◆ **What you need to do**:
Find how many lines in the data below include the word "формах", then write only that number.
#### Record list
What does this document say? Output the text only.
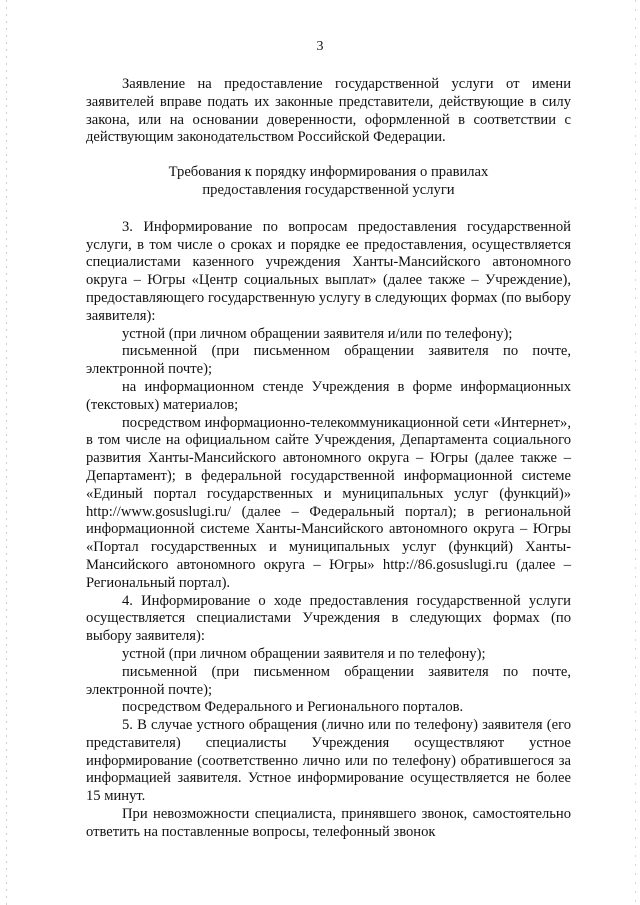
3

Заявление на предоставление государственной услуги от имени заявителей вправе подать их законные представители, действующие в силу закона, или на основании доверенности, оформленной в соответствии с действующим законодательством Российской Федерации.

Требования к порядку информирования о правилах
предоставления государственной услуги

3. Информирование по вопросам предоставления государственной услуги, в том числе о сроках и порядке ее предоставления, осуществляется специалистами казенного учреждения Ханты-Мансийского автономного округа – Югры «Центр социальных выплат» (далее также – Учреждение), предоставляющего государственную услугу в следующих формах (по выбору заявителя):

устной (при личном обращении заявителя и/или по телефону);

письменной (при письменном обращении заявителя по почте, электронной почте);

на информационном стенде Учреждения в форме информационных (текстовых) материалов;

посредством информационно-телекоммуникационной сети «Интернет», в том числе на официальном сайте Учреждения, Департамента социального развития Ханты-Мансийского автономного округа – Югры (далее также – Департамент); в федеральной государственной информационной системе «Единый портал государственных и муниципальных услуг (функций)» http://www.gosuslugi.ru/ (далее – Федеральный портал); в региональной информационной системе Ханты-Мансийского автономного округа – Югры «Портал государственных и муниципальных услуг (функций) Ханты-Мансийского автономного округа – Югры» http://86.gosuslugi.ru (далее – Региональный портал).

4. Информирование о ходе предоставления государственной услуги осуществляется специалистами Учреждения в следующих формах (по выбору заявителя):

устной (при личном обращении заявителя и по телефону);

письменной (при письменном обращении заявителя по почте, электронной почте);

посредством Федерального и Регионального порталов.

5. В случае устного обращения (лично или по телефону) заявителя (его представителя) специалисты Учреждения осуществляют устное информирование (соответственно лично или по телефону) обратившегося за информацией заявителя. Устное информирование осуществляется не более 15 минут.

При невозможности специалиста, принявшего звонок, самостоятельно ответить на поставленные вопросы, телефонный звонок
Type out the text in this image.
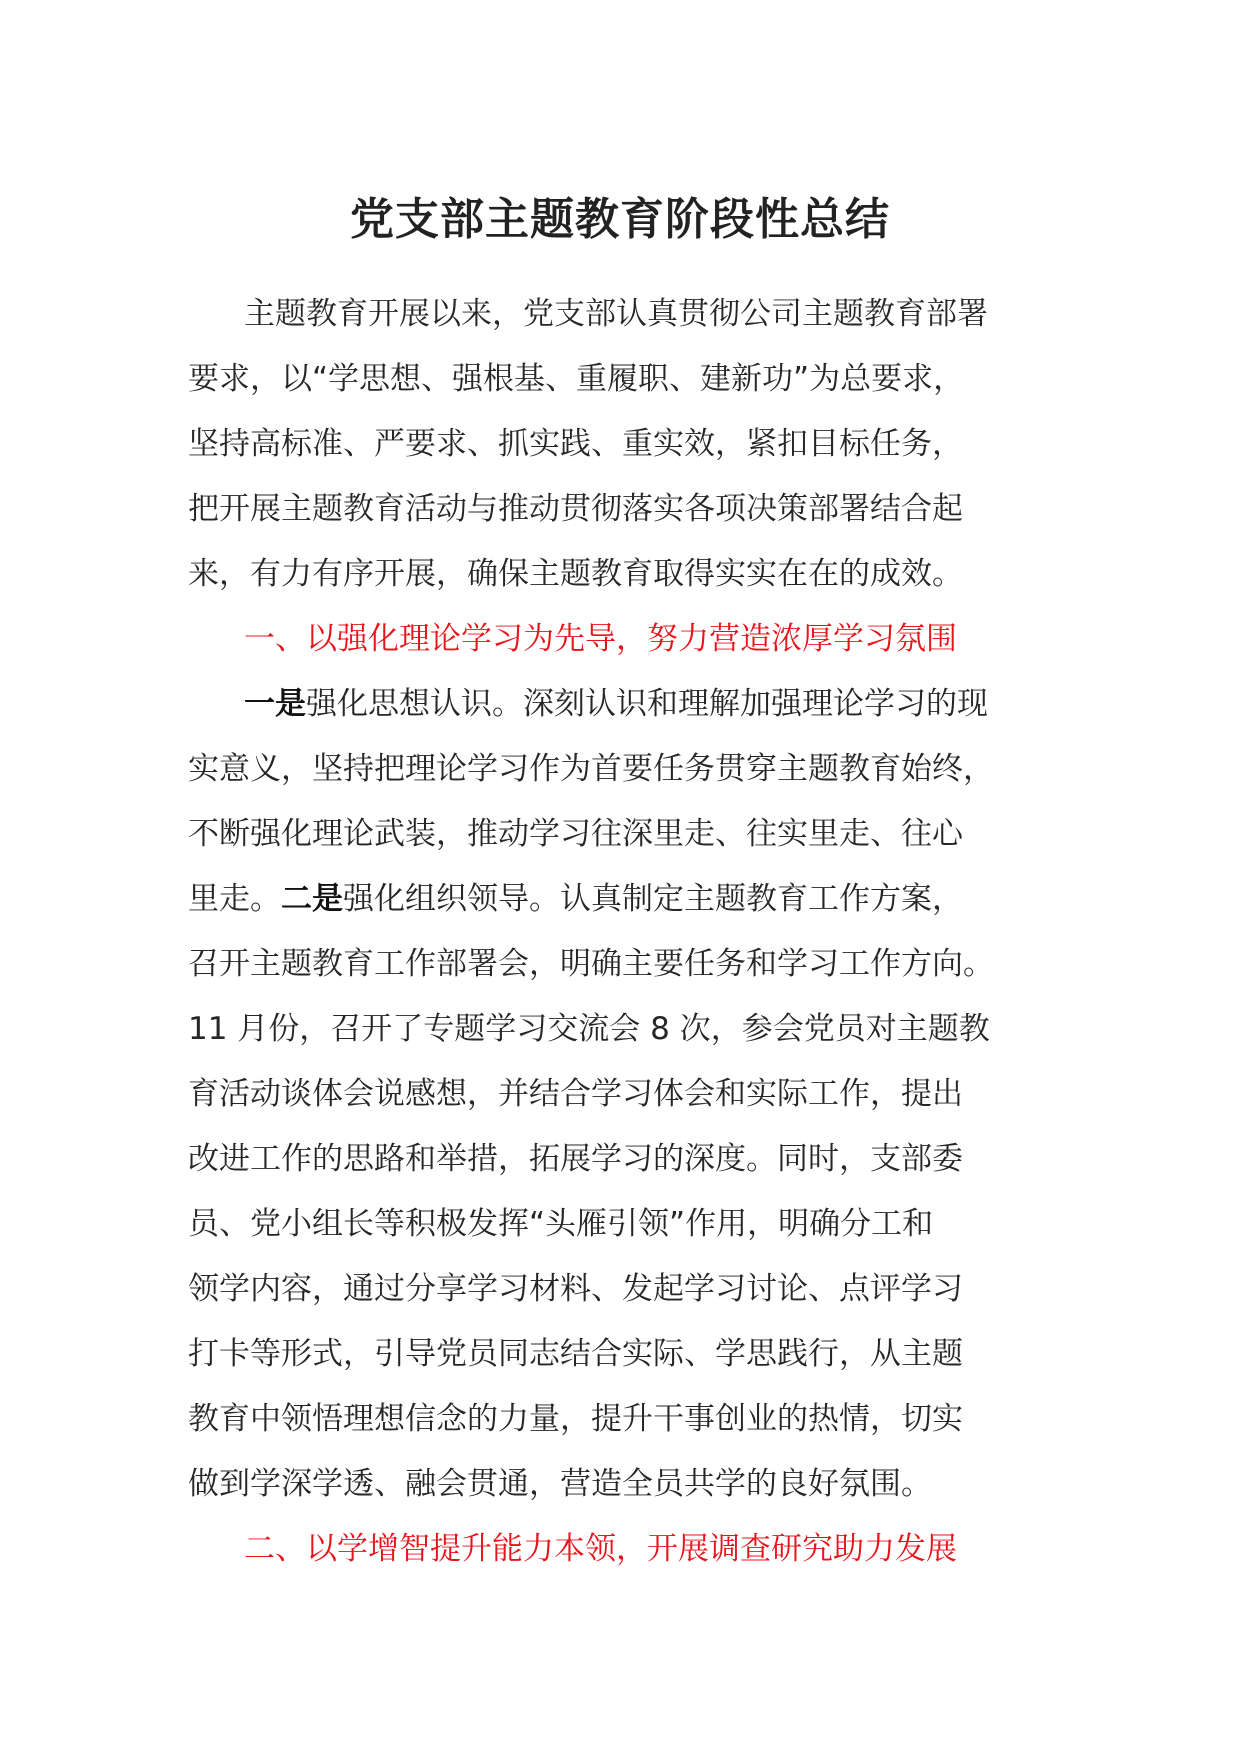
党支部主题教育阶段性总结
主题教育开展以来，党支部认真贯彻公司主题教育部署
要求，以“学思想、强根基、重履职、建新功”为总要求，
坚持高标准、严要求、抓实践、重实效，紧扣目标任务，
把开展主题教育活动与推动贯彻落实各项决策部署结合起
来，有力有序开展，确保主题教育取得实实在在的成效。
一、以强化理论学习为先导，努力营造浓厚学习氛围
一是强化思想认识。深刻认识和理解加强理论学习的现
实意义，坚持把理论学习作为首要任务贯穿主题教育始终，
不断强化理论武装，推动学习往深里走、往实里走、往心
里走。二是强化组织领导。认真制定主题教育工作方案，
召开主题教育工作部署会，明确主要任务和学习工作方向。
11 月份，召开了专题学习交流会 8 次，参会党员对主题教
育活动谈体会说感想，并结合学习体会和实际工作，提出
改进工作的思路和举措，拓展学习的深度。同时，支部委
员、党小组长等积极发挥“头雁引领”作用，明确分工和
领学内容，通过分享学习材料、发起学习讨论、点评学习
打卡等形式，引导党员同志结合实际、学思践行，从主题
教育中领悟理想信念的力量，提升干事创业的热情，切实
做到学深学透、融会贯通，营造全员共学的良好氛围。
二、以学增智提升能力本领，开展调查研究助力发展
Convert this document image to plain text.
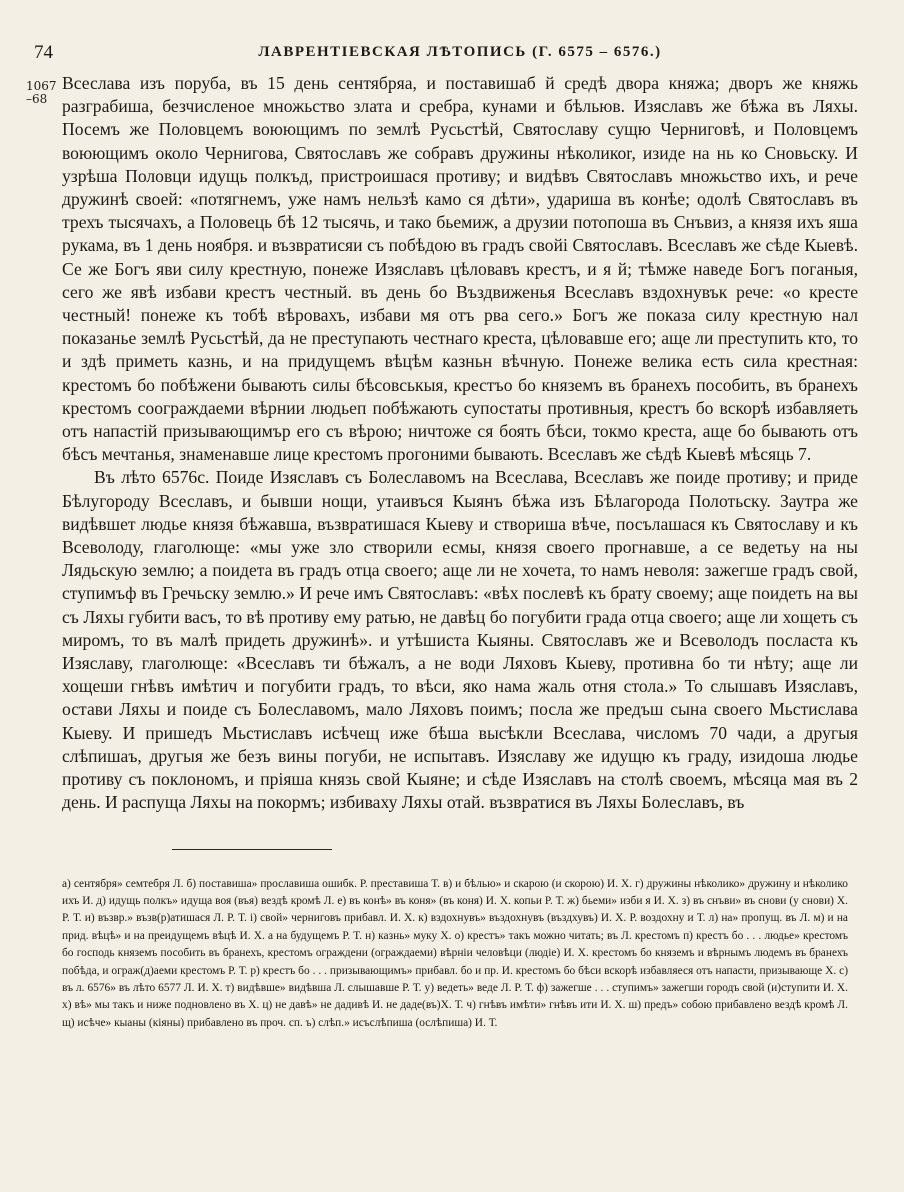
74	ЛАВРЕНТІЕВСКАЯ ЛѢТОПИСЬ (Г. 6575 – 6576.)
1067
–68

Всеслава изъ поруба, въ 15 день сентябряа, и поставишаб й средѣ двора княжа; дворъ же княжь разграбиша, безчисленое множьство злата и сребра, кунами и бѣльюв. Изяславъ же бѣжа въ Ляхы. Посемъ же Половцемъ воюющимъ по землѣ Русьстѣй, Святославу сущю Черниговѣ, и Половцемъ воюющимъ около Чернигова, Святославъ же собравъ дружины нѣколикоr, изиде на нь ко Сновьску. И узрѣша Половци идущь полкъд, пристроишася противу; и видѣвъ Святославъ множьство ихъ, и рече дружинѣ своей: «потягнемъ, уже намъ нельзѣ камо ся дѣти», удариша въ конѣе; одолѣ Святославъ въ трехъ тысячахъ, а Половець бѣ 12 тысячь, и тако бьемиж, а друзии потопоша въ Снъвиз, а князя ихъ яша рукама, въ 1 день ноября. и възвратисяи съ побѣдою въ градъ свойі Святославъ. Всеславъ же сѣде Кыевѣ. Се же Богъ яви силу крестную, понеже Изяславъ цѣловавъ крестъ, и я й; тѣмже наведе Богъ поганыя, сего же явѣ избави крестъ честный. въ день бо Въздвиженья Всеславъ вздохнувък рече: «о кресте честный! понеже къ тобѣ вѣровахъ, избави мя отъ рва сего.» Богъ же показа силу крестную нал показанье землѣ Русьстѣй, да не преступають честнаго креста, цѣловавше его; аще ли преступить кто, то и здѣ приметь казнь, и на придущемъ вѣцѣм казньн вѣчную. Понеже велика есть сила крестная: крестомъ бо побѣжени бывають силы бѣсовськыя, крестъо бо княземъ въ бранехъ пособить, въ бранехъ крестомъ соограждаеми вѣрнии людьеп побѣжають супостаты противныя, крестъ бо вскорѣ избавляеть отъ напастій призывающимъp его съ вѣрою; ничтоже ся боять бѣси, токмо креста, аще бо бывають отъ бѣсъ мечтанья, знаменавше лице крестомъ прогоними бывають. Всеславъ же сѣдѣ Кыевѣ мѣсяць 7.

Въ лѣто 6576с. Поиде Изяславъ съ Болеславомъ на Всеслава, Всеславъ же поиде противу; и приде Бѣлугороду Всеславъ, и бывши нощи, утаивъся Кыянъ бѣжа изъ Бѣлагорода Полотьску. Заутра же видѣвшет людье князя бѣжавша, възвратишася Кыеву и створиша вѣче, посълашася къ Святославу и къ Всеволоду, глаголюще: «мы уже зло створили есмы, князя своего прогнавше, а се ведетьу на ны Лядьскую землю; а поидета въ градъ отца своего; аще ли не хочета, то намъ неволя: зажегше градъ свой, ступимъф въ Гречьску землю.» И рече имъ Святославъ: «вѣх послевѣ къ брату своему; аще поидеть на вы съ Ляхы губити васъ, то вѣ противу ему ратью, не давѣц бо погубити града отца своего; аще ли хощеть съ миромъ, то въ малѣ придеть дружинѣ». и утѣшиста Кыяны. Святославъ же и Всеволодъ посласта къ Изяславу, глаголюще: «Всеславъ ти бѣжалъ, а не води Ляховъ Кыеву, противна бо ти нѣту; аще ли хощеши гнѣвъ имѣтич и погубити градъ, то вѣси, яко нама жаль отня стола.» То слышавъ Изяславъ, остави Ляхы и поиде съ Болеславомъ, мало Ляховъ поимъ; посла же предъш сына своего Мьстислава Кыеву. И пришедъ Мьстиславъ исѣчещ иже бѣша высѣкли Всеслава, числомъ 70 чади, а другыя слѣпишаъ, другыя же безъ вины погуби, не испытавъ. Изяславу же идущю къ граду, изидоша людье противу съ поклономъ, и пріяша князь свой Кыяне; и сѣде Изяславъ на столѣ своемъ, мѣсяца мая въ 2 день. И распуща Ляхы на покормъ; избиваху Ляхы отай. възвратися въ Ляхы Болеславъ, въ

а) сентября» семтебря Л. б) поставиша» прославиша ошибк. Р. преставиша Т. в) и бѣлью» и скарою (и скорою) И. Х. г) дружины нѣколико» дружину и нѣколико ихъ И. д) идущь полкъ» идуща воя (въя) вездѣ кромѣ Л. е) въ конѣ» въ коня» (въ коня) И. Х. копьи Р. Т. ж) бьеми» изби я И. Х. з) въ снъви» въ снови (у снови) Х. Р. Т. и) възвр.» възв(р)атишася Л. Р. Т. і) свой» черниговъ прибавл. И. Х. к) вздохнувъ» въздохнувъ (въздхувъ) И. Х. Р. воздохну и Т. л) на» пропущ. въ Л. м) и на прид. вѣцѣ» и на преидущемъ вѣцѣ И. Х. а на будущемъ Р. Т. н) казнь» муку Х. о) крестъ» такъ можно читать; въ Л. крестомъ п) крестъ бо . . . людье» крестомъ бо господь княземъ пособить въ бранехъ, крестомъ ограждени (ограждаеми) вѣрніи человѣци (людіе) И. Х. крестомъ бо княземъ и вѣрнымъ людемъ въ бранехъ побѣда, и ограж(д)аеми крестомъ Р. Т. р) крестъ бо . . . призывающимъ» прибавл. бо и пр. И. крестомъ бо бѣси вскорѣ избавляеся отъ напасти, призывающе Х. с) въ л. 6576» въ лѣто 6577 Л. И. Х. т) видѣвше» видѣвша Л. слышавше Р. Т. у) ведеть» веде Л. Р. Т. ф) зажегше . . . ступимъ» зажегши городъ свой (и)ступити И. Х. х) вѣ» мы такъ и ниже подновлено въ Х. ц) не давѣ» не дадивѣ И. не даде(въ)Х. Т. ч) гнѣвъ имѣти» гнѣвъ ити И. Х. ш) предъ» собою прибавлено вездѣ кромѣ Л. щ) исѣче» кыаны (кіяны) прибавлено въ проч. сп. ъ) слѣп.» исъслѣпиша (ослѣпиша) И. Т.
########
◆ **Answer to the problem**:
2